Data provided:
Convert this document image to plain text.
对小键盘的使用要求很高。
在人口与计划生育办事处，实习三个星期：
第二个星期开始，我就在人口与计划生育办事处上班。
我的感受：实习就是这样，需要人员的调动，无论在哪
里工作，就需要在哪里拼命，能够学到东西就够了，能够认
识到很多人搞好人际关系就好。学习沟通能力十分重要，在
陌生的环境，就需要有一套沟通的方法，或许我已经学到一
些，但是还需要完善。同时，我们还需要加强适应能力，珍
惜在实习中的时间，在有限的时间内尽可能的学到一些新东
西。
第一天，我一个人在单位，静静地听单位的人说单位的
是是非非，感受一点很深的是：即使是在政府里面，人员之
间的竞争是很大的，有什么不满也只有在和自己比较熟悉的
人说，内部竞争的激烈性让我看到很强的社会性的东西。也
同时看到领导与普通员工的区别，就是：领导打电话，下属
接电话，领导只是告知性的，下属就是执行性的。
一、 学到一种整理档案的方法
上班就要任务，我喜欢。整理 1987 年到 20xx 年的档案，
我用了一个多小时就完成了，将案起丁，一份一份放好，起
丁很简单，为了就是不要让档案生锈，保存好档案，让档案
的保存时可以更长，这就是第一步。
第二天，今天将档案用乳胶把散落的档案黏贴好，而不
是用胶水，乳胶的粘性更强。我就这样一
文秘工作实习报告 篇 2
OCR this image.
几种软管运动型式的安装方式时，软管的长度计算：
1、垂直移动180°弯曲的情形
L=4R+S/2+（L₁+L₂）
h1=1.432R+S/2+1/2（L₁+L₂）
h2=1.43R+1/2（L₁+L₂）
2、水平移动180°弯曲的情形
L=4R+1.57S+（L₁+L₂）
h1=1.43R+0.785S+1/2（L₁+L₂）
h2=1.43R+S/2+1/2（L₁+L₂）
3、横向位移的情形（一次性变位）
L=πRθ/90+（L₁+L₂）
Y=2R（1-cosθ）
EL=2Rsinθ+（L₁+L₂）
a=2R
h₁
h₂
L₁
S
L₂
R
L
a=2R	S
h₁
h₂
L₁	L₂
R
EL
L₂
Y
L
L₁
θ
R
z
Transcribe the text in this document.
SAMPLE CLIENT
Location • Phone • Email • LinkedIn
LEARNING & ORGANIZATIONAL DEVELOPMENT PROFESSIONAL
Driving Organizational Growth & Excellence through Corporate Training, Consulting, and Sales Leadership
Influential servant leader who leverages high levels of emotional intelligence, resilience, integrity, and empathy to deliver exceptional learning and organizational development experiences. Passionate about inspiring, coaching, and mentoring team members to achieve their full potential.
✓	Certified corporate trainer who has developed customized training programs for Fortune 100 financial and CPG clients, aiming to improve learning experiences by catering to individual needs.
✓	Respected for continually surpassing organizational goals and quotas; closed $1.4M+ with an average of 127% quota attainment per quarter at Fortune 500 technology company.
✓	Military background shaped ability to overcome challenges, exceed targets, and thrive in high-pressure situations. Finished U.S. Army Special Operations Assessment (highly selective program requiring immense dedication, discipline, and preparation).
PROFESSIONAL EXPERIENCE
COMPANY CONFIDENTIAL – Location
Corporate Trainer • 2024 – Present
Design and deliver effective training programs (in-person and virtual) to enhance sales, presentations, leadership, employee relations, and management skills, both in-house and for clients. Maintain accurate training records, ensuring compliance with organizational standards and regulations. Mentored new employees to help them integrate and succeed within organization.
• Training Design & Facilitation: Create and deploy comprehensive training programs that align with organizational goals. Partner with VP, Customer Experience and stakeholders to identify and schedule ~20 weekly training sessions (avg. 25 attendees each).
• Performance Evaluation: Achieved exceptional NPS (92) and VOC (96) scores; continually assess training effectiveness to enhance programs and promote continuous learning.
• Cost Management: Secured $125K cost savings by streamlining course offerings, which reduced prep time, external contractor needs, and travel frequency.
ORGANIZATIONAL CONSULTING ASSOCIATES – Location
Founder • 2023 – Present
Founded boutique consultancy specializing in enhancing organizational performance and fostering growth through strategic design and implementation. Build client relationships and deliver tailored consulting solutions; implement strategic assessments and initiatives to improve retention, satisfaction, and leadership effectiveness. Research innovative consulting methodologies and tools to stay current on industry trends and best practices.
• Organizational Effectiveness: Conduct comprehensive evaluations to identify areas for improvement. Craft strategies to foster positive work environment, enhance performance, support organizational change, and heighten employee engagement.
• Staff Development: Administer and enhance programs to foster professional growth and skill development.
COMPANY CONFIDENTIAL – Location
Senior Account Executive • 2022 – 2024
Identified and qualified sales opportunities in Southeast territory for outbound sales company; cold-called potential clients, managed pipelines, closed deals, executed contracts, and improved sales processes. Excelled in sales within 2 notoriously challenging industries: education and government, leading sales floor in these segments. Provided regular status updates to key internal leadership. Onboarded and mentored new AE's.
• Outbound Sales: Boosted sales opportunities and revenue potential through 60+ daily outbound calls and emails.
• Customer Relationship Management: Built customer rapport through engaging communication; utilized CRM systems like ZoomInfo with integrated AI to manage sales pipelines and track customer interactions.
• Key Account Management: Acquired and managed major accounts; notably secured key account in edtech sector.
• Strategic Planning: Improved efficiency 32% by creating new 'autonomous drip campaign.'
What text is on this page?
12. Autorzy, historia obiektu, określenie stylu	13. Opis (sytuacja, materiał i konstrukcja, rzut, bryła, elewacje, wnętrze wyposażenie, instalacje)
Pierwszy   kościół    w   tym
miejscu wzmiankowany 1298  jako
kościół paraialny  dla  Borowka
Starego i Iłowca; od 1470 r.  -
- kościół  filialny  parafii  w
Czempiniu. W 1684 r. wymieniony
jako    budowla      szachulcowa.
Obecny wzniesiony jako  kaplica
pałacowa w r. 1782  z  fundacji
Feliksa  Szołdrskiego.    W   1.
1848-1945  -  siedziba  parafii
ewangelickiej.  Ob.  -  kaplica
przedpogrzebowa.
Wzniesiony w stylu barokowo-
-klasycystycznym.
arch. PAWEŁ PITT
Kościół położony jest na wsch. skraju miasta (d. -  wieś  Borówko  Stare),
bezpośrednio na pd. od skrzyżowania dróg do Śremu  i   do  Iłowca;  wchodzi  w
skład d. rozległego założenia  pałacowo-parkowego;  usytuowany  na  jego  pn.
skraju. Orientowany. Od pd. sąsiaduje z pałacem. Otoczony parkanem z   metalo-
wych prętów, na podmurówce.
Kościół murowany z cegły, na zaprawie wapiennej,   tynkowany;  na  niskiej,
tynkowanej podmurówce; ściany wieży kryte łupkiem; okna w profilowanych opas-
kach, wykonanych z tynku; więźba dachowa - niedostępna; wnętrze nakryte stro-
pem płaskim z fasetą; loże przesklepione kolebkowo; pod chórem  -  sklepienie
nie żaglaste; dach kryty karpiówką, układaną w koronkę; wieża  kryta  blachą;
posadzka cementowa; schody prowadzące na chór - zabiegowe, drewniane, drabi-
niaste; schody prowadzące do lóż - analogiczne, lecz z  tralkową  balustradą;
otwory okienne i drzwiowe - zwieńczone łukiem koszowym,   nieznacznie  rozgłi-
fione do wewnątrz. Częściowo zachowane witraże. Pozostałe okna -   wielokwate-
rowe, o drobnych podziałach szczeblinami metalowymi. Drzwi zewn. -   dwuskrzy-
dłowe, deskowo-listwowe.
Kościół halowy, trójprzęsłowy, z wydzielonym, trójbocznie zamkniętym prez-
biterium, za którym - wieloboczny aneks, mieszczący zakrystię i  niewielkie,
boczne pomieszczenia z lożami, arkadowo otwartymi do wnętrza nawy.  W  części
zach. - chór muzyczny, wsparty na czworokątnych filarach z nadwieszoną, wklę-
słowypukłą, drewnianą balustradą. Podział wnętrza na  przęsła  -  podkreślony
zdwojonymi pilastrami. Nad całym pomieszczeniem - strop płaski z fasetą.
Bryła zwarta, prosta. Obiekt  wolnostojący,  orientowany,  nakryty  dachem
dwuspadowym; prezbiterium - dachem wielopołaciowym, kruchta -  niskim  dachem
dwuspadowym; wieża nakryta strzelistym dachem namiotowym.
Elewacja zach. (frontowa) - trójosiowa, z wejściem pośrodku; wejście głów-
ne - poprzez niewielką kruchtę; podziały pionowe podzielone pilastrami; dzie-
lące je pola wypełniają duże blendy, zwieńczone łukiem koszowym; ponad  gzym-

Set exercise: Pick out the lines that have the word "Iłowca". Copy them all.

Task response:
Starego i Iłowca; od 1470 r.  -
bezpośrednio na pd. od skrzyżowania dróg do Śremu  i   do  Iłowca;  wchodzi  w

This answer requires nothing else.